Exercise details
Scan the listing below and copy every line holding "name".

Stored data
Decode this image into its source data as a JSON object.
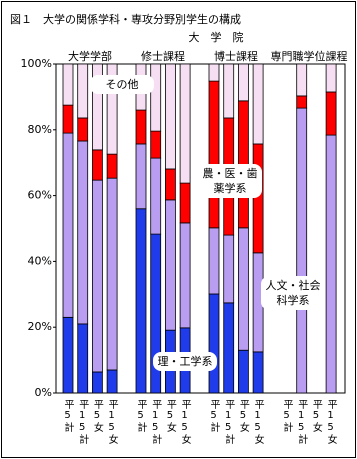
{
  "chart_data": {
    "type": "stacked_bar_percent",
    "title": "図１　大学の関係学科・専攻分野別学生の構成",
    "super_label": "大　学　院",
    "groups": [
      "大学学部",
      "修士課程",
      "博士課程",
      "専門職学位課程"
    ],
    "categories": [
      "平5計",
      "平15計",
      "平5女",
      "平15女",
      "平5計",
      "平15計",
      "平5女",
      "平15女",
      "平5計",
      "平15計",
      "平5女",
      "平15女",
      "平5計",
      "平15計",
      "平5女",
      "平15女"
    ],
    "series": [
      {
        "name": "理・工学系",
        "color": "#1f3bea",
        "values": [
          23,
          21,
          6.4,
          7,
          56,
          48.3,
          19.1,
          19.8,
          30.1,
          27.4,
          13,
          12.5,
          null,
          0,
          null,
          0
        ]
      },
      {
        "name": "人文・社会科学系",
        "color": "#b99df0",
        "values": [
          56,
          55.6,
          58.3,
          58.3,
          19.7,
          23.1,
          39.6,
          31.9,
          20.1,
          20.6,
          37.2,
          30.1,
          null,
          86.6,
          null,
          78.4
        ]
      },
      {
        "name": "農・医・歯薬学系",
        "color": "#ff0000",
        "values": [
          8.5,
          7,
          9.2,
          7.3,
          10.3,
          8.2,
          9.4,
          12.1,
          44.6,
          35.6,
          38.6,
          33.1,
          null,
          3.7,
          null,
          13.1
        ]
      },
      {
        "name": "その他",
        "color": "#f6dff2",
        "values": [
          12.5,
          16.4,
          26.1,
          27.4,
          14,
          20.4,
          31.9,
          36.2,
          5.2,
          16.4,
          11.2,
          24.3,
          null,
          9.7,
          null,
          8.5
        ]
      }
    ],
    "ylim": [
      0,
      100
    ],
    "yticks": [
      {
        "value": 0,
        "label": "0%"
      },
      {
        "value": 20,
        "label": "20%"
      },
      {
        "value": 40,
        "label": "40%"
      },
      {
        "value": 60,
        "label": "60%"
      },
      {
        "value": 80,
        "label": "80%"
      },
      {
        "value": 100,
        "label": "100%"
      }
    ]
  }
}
---
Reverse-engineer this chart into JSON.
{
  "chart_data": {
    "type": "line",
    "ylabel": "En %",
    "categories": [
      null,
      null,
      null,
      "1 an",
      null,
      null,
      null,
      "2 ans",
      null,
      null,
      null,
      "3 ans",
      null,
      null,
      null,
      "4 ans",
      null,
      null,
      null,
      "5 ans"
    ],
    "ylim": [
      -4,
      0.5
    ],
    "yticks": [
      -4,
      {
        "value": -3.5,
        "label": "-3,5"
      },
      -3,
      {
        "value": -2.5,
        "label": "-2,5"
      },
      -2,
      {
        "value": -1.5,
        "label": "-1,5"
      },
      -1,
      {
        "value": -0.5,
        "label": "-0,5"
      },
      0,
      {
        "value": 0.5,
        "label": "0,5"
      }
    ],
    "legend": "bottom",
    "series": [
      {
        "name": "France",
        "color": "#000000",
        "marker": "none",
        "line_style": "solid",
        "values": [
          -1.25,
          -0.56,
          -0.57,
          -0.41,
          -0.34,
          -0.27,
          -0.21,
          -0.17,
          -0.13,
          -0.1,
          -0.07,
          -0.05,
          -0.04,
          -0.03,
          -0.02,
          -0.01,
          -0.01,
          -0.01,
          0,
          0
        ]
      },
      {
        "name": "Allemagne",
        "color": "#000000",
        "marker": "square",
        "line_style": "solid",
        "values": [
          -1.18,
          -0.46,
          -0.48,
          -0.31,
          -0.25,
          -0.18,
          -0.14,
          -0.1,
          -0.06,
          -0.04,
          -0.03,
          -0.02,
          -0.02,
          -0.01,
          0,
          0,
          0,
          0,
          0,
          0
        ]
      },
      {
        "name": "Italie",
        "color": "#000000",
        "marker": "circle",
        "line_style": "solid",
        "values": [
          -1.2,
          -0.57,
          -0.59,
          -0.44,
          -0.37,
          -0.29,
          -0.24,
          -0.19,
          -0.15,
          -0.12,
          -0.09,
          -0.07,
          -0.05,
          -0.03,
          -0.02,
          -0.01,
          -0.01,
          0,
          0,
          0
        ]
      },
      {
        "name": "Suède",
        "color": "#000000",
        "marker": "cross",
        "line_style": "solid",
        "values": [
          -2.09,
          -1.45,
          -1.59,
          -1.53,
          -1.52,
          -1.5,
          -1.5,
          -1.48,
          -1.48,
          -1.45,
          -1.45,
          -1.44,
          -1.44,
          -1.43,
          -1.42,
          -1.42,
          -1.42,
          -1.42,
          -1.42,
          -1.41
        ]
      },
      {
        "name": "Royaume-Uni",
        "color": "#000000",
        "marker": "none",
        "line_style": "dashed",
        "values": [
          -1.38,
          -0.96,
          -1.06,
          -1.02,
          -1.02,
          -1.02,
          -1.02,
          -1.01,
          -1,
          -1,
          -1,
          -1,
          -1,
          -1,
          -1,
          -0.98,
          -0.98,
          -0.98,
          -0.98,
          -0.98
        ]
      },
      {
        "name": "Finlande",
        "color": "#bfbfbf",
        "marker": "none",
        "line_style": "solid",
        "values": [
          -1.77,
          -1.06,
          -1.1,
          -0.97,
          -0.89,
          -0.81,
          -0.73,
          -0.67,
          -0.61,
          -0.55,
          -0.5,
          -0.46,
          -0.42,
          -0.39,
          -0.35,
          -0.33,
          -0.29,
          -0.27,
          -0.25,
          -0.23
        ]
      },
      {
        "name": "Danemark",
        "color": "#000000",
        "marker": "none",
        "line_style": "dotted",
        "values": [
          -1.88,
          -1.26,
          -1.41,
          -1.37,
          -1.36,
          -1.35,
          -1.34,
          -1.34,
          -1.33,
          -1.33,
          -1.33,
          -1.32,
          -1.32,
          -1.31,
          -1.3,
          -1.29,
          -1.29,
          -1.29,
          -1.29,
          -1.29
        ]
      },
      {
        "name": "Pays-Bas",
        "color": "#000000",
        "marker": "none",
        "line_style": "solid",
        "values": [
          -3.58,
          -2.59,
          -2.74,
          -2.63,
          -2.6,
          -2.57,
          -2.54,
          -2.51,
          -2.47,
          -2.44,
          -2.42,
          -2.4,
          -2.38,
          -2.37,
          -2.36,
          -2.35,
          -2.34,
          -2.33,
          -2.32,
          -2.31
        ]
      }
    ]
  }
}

The result
        "name": "理・工学系",
        "name": "人文・社会科学系",
        "name": "農・医・歯薬学系",
        "name": "その他",
        "name": "France",
        "name": "Allemagne",
        "name": "Italie",
        "name": "Suède",
        "name": "Royaume-Uni",
        "name": "Finlande",
        "name": "Danemark",
        "name": "Pays-Bas",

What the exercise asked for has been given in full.